#### Data in this exercise
BEGIN

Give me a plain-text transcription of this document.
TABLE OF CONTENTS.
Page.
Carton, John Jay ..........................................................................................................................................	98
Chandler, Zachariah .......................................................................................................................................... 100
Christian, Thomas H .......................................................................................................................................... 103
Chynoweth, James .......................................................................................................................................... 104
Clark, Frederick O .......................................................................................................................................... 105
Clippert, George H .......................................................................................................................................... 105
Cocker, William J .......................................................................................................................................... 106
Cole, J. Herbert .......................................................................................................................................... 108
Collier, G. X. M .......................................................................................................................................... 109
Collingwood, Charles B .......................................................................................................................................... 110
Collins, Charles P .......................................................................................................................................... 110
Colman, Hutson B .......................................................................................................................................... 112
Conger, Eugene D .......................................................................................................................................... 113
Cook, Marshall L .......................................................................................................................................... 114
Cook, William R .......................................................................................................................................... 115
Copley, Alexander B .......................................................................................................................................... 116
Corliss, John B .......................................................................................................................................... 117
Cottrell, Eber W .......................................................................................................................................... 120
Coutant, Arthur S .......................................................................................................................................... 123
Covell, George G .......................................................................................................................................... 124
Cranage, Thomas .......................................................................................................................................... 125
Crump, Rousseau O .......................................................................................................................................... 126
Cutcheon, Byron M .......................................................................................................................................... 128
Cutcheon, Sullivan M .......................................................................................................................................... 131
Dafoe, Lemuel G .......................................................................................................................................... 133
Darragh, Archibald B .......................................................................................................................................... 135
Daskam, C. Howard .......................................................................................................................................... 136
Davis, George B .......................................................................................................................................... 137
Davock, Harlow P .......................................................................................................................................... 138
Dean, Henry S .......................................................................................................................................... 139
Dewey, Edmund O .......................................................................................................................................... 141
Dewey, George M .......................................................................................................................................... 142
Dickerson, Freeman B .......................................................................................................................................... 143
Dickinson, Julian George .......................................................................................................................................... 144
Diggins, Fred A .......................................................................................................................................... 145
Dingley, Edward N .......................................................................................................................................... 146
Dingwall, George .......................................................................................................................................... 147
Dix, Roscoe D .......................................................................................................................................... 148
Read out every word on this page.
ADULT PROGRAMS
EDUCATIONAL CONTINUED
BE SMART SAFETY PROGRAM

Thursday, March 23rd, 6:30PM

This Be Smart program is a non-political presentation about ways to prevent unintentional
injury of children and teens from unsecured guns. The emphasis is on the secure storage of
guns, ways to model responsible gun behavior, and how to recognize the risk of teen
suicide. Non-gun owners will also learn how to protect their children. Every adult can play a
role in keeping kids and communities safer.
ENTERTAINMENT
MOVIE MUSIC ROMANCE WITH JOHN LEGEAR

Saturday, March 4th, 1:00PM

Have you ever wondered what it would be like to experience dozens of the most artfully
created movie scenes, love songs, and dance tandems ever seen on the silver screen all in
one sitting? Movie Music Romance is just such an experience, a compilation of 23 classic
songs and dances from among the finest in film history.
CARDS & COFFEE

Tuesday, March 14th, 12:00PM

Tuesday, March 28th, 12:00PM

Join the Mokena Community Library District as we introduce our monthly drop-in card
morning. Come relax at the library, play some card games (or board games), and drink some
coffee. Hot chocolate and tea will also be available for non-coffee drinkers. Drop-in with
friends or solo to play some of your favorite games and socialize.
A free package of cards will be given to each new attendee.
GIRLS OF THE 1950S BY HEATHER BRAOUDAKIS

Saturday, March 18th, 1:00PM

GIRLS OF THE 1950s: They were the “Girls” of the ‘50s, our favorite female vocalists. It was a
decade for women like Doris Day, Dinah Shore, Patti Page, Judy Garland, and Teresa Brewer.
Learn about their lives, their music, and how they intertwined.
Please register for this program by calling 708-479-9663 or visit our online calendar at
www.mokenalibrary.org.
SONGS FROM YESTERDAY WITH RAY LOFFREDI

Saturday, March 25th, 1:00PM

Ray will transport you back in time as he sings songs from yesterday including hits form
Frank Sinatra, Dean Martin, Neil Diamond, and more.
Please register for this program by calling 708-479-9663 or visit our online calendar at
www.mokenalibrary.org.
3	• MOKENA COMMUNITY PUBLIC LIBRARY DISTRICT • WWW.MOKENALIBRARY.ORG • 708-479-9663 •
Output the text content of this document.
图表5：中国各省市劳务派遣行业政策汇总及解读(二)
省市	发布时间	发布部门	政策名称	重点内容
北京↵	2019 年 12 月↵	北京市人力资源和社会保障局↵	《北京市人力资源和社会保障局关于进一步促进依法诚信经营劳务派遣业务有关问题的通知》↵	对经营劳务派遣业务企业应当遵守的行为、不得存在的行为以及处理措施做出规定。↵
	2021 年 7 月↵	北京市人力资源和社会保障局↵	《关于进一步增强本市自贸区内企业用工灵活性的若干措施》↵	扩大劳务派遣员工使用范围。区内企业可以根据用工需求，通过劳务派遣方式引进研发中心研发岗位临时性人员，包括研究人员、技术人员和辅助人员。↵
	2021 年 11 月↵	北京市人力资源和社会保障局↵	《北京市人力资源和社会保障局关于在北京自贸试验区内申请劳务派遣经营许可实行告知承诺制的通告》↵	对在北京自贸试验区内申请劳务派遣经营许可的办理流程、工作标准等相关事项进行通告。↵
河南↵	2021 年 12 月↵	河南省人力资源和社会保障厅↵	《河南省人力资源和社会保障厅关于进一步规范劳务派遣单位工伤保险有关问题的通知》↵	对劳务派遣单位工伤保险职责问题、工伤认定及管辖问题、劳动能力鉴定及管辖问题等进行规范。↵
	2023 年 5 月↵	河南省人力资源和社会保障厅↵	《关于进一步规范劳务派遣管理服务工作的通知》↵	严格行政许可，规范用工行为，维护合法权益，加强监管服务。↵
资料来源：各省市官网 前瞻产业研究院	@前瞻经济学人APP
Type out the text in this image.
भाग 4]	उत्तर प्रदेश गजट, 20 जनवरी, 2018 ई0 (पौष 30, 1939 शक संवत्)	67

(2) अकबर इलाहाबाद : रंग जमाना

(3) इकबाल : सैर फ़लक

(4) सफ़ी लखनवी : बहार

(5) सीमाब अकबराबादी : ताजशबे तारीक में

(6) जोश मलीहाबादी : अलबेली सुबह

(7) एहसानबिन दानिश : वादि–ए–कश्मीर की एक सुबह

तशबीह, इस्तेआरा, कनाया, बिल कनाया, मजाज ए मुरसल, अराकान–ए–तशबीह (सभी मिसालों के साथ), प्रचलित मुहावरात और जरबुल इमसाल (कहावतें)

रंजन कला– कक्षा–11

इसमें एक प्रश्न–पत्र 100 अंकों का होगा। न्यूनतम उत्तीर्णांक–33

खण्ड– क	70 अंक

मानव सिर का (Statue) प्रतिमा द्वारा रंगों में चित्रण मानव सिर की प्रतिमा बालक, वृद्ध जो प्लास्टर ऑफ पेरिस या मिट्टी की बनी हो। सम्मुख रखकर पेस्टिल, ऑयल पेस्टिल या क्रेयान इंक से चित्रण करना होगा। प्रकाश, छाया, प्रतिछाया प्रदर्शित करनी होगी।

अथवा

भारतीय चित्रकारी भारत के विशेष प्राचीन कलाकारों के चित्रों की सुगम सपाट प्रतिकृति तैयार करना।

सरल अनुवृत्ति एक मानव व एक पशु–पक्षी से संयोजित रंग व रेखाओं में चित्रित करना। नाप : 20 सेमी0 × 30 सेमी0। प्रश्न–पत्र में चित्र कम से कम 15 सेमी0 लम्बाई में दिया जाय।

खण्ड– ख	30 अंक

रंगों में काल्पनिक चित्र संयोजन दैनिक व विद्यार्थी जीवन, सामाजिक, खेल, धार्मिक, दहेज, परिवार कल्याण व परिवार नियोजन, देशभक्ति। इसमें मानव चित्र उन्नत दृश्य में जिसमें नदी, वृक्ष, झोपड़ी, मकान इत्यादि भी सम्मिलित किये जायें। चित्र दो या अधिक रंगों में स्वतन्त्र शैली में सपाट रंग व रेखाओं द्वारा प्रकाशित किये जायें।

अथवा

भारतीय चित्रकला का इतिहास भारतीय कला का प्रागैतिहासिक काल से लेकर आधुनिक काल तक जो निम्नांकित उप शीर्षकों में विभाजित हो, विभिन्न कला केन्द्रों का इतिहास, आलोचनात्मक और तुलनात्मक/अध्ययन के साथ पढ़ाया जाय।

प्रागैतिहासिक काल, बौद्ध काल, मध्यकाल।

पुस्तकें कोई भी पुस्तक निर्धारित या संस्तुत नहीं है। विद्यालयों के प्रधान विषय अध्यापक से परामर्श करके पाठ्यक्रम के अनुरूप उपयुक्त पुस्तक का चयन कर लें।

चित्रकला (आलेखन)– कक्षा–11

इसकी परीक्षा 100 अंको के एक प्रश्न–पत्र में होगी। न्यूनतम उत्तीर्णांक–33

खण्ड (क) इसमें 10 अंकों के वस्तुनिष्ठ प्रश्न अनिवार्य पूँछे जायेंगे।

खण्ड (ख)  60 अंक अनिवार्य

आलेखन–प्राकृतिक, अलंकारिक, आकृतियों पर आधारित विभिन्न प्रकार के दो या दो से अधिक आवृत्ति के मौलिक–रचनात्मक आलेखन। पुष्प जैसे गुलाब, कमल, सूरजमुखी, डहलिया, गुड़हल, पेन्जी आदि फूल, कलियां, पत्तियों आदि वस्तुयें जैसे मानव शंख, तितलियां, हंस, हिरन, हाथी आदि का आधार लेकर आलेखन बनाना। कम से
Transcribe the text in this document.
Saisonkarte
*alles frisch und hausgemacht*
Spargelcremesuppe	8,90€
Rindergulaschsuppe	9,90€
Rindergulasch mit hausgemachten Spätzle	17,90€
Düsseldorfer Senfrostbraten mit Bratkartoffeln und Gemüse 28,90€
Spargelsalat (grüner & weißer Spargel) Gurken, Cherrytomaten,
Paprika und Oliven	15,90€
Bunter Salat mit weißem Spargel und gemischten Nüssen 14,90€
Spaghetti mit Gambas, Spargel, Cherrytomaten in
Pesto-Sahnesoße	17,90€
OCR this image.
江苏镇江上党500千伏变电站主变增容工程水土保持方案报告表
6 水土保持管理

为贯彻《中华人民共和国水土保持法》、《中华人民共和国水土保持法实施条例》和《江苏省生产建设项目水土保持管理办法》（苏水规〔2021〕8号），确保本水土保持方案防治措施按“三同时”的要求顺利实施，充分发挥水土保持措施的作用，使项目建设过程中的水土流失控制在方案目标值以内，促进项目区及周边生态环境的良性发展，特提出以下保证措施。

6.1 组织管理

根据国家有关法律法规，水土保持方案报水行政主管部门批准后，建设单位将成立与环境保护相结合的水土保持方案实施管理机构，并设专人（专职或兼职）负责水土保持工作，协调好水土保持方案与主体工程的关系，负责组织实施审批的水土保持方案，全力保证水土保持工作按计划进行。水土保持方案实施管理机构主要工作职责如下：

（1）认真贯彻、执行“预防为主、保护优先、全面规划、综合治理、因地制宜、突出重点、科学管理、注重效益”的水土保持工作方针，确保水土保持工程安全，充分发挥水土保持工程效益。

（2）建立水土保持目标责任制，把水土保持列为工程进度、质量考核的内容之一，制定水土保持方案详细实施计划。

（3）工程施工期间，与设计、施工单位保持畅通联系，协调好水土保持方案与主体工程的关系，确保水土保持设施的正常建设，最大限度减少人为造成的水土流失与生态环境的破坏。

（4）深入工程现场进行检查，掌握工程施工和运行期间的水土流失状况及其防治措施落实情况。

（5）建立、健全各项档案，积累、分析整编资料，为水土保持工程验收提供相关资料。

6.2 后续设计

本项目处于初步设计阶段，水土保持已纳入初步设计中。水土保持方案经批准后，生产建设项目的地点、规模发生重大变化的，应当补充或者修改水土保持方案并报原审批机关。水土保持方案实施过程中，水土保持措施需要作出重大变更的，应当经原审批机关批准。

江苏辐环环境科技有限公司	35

END

#### Objective
In the material above, find each line that contains the word "also", and select it.

#### Exercise result
suicide. Non-gun owners will also learn how to protect their children. Every adult can play a
coffee. Hot chocolate and tea will also be available for non-coffee drinkers. Drop-in with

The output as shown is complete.